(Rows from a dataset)
==================================================

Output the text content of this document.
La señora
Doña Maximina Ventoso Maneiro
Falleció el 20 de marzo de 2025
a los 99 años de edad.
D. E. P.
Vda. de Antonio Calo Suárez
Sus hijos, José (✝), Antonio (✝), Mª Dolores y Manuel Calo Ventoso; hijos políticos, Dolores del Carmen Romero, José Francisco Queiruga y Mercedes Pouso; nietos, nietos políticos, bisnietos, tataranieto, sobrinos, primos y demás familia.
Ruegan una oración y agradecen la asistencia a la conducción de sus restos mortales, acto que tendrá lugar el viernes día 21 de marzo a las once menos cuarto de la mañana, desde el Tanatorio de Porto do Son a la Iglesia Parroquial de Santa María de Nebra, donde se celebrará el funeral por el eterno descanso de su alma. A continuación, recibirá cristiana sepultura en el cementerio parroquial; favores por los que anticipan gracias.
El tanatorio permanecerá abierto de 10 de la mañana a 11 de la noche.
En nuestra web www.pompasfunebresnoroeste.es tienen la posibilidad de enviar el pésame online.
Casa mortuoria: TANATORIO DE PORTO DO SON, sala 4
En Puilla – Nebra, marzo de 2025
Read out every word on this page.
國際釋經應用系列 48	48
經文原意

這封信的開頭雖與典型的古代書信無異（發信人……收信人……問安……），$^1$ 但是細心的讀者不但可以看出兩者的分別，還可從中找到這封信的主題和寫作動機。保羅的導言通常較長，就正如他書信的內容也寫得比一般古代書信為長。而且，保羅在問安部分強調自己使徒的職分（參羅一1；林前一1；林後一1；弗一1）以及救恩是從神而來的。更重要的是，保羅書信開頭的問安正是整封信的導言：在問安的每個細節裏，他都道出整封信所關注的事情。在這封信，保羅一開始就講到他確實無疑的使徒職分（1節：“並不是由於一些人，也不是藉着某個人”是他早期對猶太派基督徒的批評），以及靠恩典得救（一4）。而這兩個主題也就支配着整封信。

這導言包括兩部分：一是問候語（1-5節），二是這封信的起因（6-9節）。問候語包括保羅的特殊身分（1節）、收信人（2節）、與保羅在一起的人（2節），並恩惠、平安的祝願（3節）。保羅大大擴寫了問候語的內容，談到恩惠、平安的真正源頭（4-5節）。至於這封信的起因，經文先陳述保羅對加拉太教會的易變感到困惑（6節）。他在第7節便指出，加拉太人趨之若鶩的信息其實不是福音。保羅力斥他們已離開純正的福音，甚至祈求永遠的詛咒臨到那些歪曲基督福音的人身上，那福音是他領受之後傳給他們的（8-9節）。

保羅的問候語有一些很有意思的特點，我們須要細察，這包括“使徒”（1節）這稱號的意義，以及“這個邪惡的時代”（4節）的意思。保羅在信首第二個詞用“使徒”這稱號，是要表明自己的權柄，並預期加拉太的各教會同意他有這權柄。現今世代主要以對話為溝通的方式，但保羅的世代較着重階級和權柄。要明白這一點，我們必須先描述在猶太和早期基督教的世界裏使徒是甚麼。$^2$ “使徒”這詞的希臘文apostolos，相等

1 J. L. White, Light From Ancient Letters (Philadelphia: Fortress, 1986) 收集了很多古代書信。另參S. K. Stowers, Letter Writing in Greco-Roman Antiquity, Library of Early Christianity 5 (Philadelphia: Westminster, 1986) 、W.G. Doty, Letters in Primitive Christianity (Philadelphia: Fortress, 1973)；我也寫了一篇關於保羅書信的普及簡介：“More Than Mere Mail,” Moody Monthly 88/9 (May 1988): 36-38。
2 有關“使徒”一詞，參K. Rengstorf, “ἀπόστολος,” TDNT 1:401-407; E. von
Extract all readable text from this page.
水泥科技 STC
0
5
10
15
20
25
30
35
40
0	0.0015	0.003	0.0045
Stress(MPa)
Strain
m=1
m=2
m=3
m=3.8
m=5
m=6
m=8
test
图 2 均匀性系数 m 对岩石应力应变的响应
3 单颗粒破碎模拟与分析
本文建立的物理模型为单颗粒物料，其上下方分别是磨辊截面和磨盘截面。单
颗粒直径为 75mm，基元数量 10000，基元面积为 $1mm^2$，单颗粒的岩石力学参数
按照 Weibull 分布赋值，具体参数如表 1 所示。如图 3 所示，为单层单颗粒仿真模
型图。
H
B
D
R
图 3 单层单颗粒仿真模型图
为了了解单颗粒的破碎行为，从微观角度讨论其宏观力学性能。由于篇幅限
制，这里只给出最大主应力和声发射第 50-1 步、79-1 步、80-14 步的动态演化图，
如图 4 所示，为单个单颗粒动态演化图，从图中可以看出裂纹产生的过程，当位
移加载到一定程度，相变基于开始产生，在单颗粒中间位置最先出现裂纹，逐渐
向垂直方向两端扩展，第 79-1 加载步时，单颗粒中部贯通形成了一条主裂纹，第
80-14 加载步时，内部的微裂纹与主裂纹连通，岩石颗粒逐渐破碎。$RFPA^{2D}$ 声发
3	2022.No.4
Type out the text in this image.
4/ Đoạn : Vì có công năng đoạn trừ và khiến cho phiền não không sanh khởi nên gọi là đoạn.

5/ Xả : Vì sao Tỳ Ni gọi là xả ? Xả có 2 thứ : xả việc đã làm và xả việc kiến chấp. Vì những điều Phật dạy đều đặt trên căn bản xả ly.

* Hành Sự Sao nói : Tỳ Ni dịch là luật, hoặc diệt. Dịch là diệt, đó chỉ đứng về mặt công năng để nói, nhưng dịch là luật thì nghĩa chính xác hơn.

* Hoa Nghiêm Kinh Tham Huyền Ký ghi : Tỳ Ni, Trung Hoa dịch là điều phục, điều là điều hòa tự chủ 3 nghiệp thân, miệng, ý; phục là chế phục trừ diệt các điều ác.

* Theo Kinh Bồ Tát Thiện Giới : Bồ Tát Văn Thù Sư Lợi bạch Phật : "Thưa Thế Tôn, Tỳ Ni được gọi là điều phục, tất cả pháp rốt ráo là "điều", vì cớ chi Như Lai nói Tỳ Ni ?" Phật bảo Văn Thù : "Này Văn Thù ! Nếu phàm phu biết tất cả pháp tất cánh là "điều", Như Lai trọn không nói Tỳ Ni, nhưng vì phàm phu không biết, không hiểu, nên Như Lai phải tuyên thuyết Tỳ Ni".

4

==================================================

Job: Search the records for the word "Kinh", then list every line that has it.

Response to the exercise:
* Hoa Nghiêm Kinh Tham Huyền Ký ghi : Tỳ Ni, Trung Hoa dịch là điều phục, điều là điều hòa tự chủ 3 nghiệp thân, miệng, ý; phục là chế phục trừ diệt các điều ác.
* Theo Kinh Bồ Tát Thiện Giới : Bồ Tát Văn Thù Sư Lợi bạch Phật : "Thưa Thế Tôn, Tỳ Ni được gọi là điều phục, tất cả pháp rốt ráo là "điều", vì cớ chi Như Lai nói Tỳ Ni ?" Phật bảo Văn Thù : "Này Văn Thù ! Nếu phàm phu biết tất cả pháp tất cánh là "điều", Như Lai trọn không nói Tỳ Ni, nhưng vì phàm phu không biết, không hiểu, nên Như Lai phải tuyên thuyết Tỳ Ni".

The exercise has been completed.